- CONSEGNA 1
Secondo il testo sulle varietà di farro, da quali aree proviene gran parte del farro spelta che oggi si trova sulle tavole italiane?
- CONSEGNA 2
Prosegua il testo sulle varietà di farro a partire dal punto in cui si interrompe.

[TESTO DI LETTURA]

Farro medio o dicocco (Triticum dicoccum)

È la specie più diffusa che in Italia si coltiva sugli Appennini, in Toscana (dove viene coltivato il farro IGP della Garfagnana), Umbria, Marche, Abruzzo, Molise e Lazio. Ottimo sia per preparare zuppe che per piatti freddi, la sua farina viene utilizzata per fare pane, dolci, pizza e focacce. Con la sua semola, si ottiene la pasta. 

Farro grande o spelta (Triticum spelta)

Originario del Caspio e coltivato per la prima volta circa 8.000 anni fa, è il cereale più simile al frumento, ma si tratta di un incrocio tra il farro dicocco e l’Aegilops Squarrosa (una graminacea selvatica). Contiene anch’esso una quantità di glutine molto bassa, ma dal punto di vista della panificazione offre una maggior resa e lavorabilità e dà come risultato un prodotto dal colore scuro e dal sapore forte.Non si adatta particolarmente al clima italiano, pertanto gran parte di quello presente oggi sulle nostre tavole proviene dall’Europa Centrale e Orientale e dalla Francia.

[/TESTO DI LETTURA]
[DATI IN INGRESSO]

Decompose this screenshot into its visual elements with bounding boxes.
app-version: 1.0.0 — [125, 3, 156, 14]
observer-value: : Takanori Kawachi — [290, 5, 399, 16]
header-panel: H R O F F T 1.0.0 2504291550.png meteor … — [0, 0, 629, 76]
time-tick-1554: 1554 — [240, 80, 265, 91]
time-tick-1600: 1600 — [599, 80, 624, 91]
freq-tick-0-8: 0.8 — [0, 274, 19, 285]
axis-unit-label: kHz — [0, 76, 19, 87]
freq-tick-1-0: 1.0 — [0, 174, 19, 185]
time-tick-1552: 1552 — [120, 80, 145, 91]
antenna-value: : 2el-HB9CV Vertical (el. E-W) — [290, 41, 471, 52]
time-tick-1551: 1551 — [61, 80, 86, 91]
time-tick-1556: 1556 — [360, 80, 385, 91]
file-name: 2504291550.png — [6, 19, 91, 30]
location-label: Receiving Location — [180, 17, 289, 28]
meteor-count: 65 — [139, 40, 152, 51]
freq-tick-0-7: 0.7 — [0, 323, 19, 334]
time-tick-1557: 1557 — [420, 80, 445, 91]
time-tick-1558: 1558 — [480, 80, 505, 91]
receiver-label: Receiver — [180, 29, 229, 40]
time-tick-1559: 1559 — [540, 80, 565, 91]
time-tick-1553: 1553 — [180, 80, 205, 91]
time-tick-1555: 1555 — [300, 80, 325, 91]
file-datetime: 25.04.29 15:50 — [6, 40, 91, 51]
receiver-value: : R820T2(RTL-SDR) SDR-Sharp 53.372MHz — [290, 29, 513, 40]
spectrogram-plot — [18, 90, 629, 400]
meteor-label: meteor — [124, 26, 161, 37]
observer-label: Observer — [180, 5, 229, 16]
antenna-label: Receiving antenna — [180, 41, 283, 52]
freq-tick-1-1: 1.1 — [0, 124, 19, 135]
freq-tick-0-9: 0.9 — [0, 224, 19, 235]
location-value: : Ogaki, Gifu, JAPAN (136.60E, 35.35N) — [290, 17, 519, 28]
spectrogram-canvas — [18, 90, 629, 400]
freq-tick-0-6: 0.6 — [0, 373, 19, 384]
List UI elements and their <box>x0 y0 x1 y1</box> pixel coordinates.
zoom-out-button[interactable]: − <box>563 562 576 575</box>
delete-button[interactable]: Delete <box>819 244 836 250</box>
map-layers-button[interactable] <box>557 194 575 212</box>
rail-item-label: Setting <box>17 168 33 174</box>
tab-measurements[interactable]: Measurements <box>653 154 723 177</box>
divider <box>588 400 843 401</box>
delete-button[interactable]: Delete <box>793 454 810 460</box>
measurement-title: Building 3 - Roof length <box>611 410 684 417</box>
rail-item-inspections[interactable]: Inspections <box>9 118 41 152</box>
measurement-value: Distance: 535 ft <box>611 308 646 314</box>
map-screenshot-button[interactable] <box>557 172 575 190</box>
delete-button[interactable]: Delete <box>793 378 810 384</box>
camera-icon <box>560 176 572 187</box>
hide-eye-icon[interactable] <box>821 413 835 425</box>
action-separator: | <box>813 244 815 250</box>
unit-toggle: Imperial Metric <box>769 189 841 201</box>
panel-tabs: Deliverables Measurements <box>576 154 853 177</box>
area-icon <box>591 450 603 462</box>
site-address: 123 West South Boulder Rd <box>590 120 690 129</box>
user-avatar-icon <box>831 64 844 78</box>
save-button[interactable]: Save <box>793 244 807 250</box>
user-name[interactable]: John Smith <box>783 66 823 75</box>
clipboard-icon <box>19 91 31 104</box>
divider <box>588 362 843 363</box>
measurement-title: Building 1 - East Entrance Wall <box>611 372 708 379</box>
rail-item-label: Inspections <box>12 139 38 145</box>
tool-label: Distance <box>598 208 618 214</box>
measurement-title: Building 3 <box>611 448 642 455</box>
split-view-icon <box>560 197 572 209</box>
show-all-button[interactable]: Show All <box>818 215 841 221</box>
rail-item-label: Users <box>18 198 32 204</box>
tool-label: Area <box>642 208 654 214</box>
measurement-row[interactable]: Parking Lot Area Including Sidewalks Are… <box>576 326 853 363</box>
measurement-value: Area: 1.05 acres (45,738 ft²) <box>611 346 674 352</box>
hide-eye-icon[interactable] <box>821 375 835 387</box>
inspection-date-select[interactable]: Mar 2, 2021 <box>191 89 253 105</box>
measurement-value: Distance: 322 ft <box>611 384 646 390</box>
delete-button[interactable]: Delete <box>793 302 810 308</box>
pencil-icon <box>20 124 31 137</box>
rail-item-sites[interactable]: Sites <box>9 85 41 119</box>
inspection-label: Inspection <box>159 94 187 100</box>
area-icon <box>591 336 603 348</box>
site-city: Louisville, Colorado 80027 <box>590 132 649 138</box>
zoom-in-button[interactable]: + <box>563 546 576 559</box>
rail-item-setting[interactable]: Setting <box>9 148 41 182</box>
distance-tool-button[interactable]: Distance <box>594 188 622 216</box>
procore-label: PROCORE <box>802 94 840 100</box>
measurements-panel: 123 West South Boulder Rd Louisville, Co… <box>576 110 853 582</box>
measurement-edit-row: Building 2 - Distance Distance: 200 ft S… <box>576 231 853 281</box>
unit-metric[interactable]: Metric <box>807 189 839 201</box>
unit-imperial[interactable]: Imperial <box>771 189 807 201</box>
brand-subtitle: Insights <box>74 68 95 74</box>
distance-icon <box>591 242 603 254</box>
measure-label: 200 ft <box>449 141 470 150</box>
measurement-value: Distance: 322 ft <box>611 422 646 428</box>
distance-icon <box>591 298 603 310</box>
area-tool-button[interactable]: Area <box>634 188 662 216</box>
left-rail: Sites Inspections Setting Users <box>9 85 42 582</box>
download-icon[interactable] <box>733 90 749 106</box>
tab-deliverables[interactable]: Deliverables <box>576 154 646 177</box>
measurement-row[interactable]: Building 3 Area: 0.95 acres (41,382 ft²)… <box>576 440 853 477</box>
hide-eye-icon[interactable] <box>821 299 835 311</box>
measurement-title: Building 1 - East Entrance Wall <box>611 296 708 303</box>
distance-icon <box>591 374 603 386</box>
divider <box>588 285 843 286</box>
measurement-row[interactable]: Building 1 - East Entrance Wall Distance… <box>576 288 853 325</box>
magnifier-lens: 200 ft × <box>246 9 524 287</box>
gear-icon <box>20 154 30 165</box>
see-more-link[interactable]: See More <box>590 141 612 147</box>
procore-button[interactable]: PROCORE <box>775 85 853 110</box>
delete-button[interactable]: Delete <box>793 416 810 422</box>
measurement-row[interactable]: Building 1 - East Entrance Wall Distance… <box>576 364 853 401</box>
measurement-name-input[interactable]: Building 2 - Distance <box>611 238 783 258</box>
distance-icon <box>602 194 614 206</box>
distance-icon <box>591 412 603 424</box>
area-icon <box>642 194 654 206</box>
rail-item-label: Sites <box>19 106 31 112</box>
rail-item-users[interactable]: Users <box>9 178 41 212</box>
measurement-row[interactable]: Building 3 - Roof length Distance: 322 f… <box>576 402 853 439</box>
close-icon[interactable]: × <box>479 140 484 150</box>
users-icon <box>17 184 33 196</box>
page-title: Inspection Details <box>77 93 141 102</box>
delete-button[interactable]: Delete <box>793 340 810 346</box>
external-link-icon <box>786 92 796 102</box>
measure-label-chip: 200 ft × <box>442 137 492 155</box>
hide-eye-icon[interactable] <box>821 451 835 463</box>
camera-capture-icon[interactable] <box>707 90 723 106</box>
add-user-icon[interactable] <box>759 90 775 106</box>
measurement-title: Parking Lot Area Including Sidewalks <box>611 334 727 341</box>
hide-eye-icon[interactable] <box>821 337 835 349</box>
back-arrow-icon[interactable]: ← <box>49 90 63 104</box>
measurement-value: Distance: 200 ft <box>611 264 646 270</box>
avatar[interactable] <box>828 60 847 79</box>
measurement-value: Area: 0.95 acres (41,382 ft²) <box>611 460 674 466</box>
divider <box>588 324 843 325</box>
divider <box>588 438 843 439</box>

[/DATI IN INGRESSO]

- RISPOSTA 1
Dall'Europa Centrale e Orientale e dalla Francia.

- RISPOSTA 2
Integrale, decorticato, perlato

Un’ulteriore distinzione va fatta tra il farro integrale, decorticato e perlato:

  • Il farro integrale mantiene tutte le parti del chicco, inclusa la pellicola esterna ricca di fibre e nutrienti ma non adatta al consumo umano.
  • Il fatto decorticato è semplicemente quello “svestito” del suo involucro esterno, e quindi adatto al consumo dei chicchi grezzi in zuppe o minestre.
  • Il farro perlato è il più lavorato, in quanto privato dell’involucro che naturalmente riveste il chicco mediante un processo detto “perlatura” (simile a quella eseguita anche sul riso o nell’orzo), durante il quale la superficie del seme viene graffiata per diventare più chiara e meno fibrosa. Il vantaggio di quest’ultimo tipo di farro è che non ha bisogno di ammollo prima di essere utilizzato), ha un tempo di cottura molto inferiore rispetto a quello decorticato (20-40 minuti rispetto ai più di 60), ma di contro ha un apporto energetico maggiore (perché più concentrato di amido) e tende a innalzare di più l’insulina (cioè il livello di zuccheri nel sangue) ed è quindi inadatto ai diabetici o alle diete dimagranti.

Acquisto e usi in cucina

Tradizionalmente al supermercato possiamo trovare il farro dicocco sia decorticato sia perlato. Mentre quest’ultimo può essere utilizzato direttamente (trattato come un risotto o lessato e poi aggiunto a zuppe, minestre o trasformato in insalate), il secondo deve essere sciacquato sotto acqua corrente per eliminare le eventuali impurità e messo in ammollo almeno 8 ore prima di divenire utilizzabile.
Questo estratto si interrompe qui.